YOUR INSTRUCTIONS:
Pull out every line below that holds the word "giant".
--------------------
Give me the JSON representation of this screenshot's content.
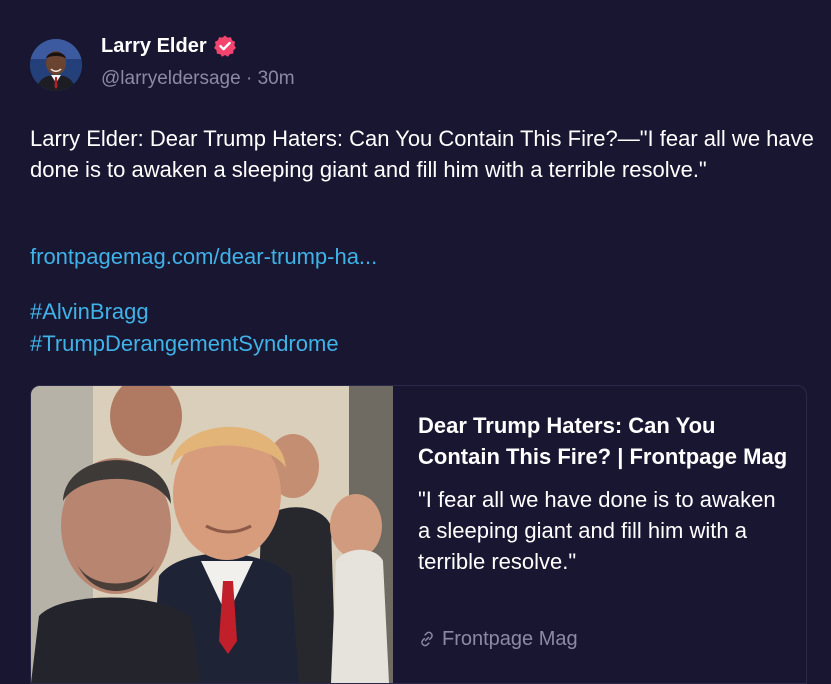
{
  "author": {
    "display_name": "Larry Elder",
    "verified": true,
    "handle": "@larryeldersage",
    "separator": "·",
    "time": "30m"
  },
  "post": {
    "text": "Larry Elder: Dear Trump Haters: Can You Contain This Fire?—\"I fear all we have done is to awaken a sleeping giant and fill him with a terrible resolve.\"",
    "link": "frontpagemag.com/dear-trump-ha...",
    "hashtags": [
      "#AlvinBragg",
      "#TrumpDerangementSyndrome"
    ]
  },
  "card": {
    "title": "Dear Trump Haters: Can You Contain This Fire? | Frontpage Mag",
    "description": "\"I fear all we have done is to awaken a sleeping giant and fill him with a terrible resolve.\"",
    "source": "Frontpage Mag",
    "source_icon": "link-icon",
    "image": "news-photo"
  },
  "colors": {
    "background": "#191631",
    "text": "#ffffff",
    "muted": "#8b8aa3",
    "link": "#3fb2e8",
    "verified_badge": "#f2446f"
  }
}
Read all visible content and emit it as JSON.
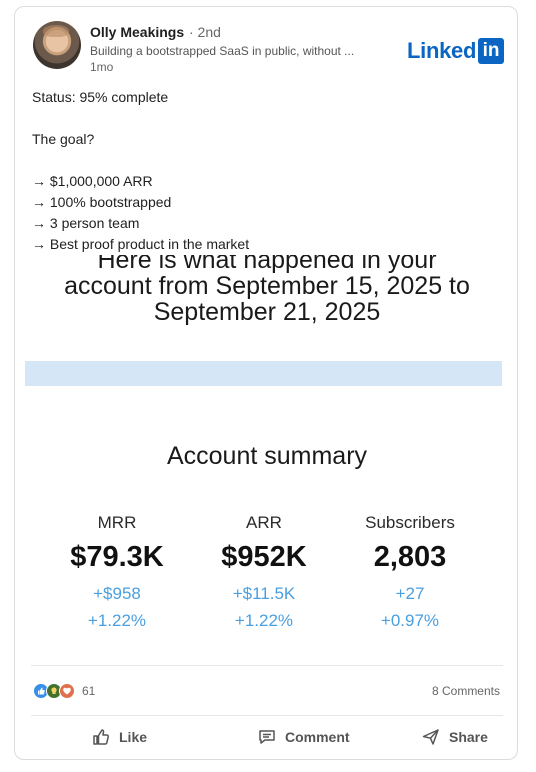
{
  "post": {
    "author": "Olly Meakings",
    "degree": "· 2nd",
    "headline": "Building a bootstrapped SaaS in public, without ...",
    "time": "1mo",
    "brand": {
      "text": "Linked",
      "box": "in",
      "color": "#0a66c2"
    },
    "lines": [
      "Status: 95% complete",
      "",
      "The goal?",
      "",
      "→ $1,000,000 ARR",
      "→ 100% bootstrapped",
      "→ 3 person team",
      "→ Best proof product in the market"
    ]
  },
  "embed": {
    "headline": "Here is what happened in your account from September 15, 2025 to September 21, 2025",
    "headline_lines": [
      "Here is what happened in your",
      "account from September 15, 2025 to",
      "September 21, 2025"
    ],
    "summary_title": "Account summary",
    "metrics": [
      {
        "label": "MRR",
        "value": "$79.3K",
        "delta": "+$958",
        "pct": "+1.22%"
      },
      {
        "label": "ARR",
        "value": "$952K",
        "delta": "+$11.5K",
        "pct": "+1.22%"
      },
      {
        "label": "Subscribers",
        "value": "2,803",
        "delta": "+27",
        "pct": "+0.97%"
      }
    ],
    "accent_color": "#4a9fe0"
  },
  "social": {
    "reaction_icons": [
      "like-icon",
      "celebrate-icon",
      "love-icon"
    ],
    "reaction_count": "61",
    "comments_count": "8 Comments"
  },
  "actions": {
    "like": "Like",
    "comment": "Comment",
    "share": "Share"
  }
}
--------------------
WORKED ANSWER:
    "text": "Larry Elder: Dear Trump Haters: Can You Contain This Fire?—\"I fear all we have done is to awaken a sleeping giant and fill him with a terrible resolve.\"",
    "description": "\"I fear all we have done is to awaken a sleeping giant and fill him with a terrible resolve.\"",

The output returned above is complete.